* WORK INSTRUCTIONS *
When you reproduce the listing below, keep every entry exactly as written.
[EXCERPTED RECORDS Boundary: Start]
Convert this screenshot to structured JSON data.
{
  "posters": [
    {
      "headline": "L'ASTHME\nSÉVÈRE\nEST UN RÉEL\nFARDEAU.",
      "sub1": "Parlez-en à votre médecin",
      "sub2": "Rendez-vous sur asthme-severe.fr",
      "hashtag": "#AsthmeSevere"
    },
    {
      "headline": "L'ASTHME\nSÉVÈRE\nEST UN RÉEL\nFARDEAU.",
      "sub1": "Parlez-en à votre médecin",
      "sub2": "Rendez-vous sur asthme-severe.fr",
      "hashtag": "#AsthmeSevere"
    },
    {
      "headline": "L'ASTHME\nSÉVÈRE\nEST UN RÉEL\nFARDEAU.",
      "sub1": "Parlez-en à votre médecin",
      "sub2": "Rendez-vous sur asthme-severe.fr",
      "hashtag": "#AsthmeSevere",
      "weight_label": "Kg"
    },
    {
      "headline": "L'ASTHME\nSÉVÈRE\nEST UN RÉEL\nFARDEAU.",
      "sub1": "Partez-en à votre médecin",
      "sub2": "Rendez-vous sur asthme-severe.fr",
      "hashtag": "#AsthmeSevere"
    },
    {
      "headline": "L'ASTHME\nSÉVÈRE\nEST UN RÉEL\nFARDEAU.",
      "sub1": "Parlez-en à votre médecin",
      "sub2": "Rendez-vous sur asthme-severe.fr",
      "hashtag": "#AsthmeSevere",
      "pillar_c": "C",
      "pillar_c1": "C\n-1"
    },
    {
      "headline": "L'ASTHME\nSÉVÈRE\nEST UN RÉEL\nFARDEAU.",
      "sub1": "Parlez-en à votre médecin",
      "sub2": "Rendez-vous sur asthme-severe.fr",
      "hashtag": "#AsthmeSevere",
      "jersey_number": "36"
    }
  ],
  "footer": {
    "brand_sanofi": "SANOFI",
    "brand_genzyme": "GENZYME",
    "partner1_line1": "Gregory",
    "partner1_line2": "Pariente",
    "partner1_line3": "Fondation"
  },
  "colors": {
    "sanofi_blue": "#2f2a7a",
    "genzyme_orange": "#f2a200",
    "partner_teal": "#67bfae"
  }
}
[EXCERPTED RECORDS Boundary: End]
* TASK ANSWER *
Convert this screenshot to structured JSON data.
{
  "posters": [
    {
      "headline": "L'ASTHME\nSÉVÈRE\nEST UN RÉEL\nFARDEAU.",
      "sub1": "Parlez-en à votre médecin",
      "sub2": "Rendez-vous sur asthme-severe.fr",
      "hashtag": "#AsthmeSevere"
    },
    {
      "headline": "L'ASTHME\nSÉVÈRE\nEST UN RÉEL\nFARDEAU.",
      "sub1": "Parlez-en à votre médecin",
      "sub2": "Rendez-vous sur asthme-severe.fr",
      "hashtag": "#AsthmeSevere"
    },
    {
      "headline": "L'ASTHME\nSÉVÈRE\nEST UN RÉEL\nFARDEAU.",
      "sub1": "Parlez-en à votre médecin",
      "sub2": "Rendez-vous sur asthme-severe.fr",
      "hashtag": "#AsthmeSevere",
      "weight_label": "Kg"
    },
    {
      "headline": "L'ASTHME\nSÉVÈRE\nEST UN RÉEL\nFARDEAU.",
      "sub1": "Partez-en à votre médecin",
      "sub2": "Rendez-vous sur asthme-severe.fr",
      "hashtag": "#AsthmeSevere"
    },
    {
      "headline": "L'ASTHME\nSÉVÈRE\nEST UN RÉEL\nFARDEAU.",
      "sub1": "Parlez-en à votre médecin",
      "sub2": "Rendez-vous sur asthme-severe.fr",
      "hashtag": "#AsthmeSevere",
      "pillar_c": "C",
      "pillar_c1": "C\n-1"
    },
    {
      "headline": "L'ASTHME\nSÉVÈRE\nEST UN RÉEL\nFARDEAU.",
      "sub1": "Parlez-en à votre médecin",
      "sub2": "Rendez-vous sur asthme-severe.fr",
      "hashtag": "#AsthmeSevere",
      "jersey_number": "36"
    }
  ],
  "footer": {
    "brand_sanofi": "SANOFI",
    "brand_genzyme": "GENZYME",
    "partner1_line1": "Gregory",
    "partner1_line2": "Pariente",
    "partner1_line3": "Fondation"
  },
  "colors": {
    "sanofi_blue": "#2f2a7a",
    "genzyme_orange": "#f2a200",
    "partner_teal": "#67bfae"
  }
}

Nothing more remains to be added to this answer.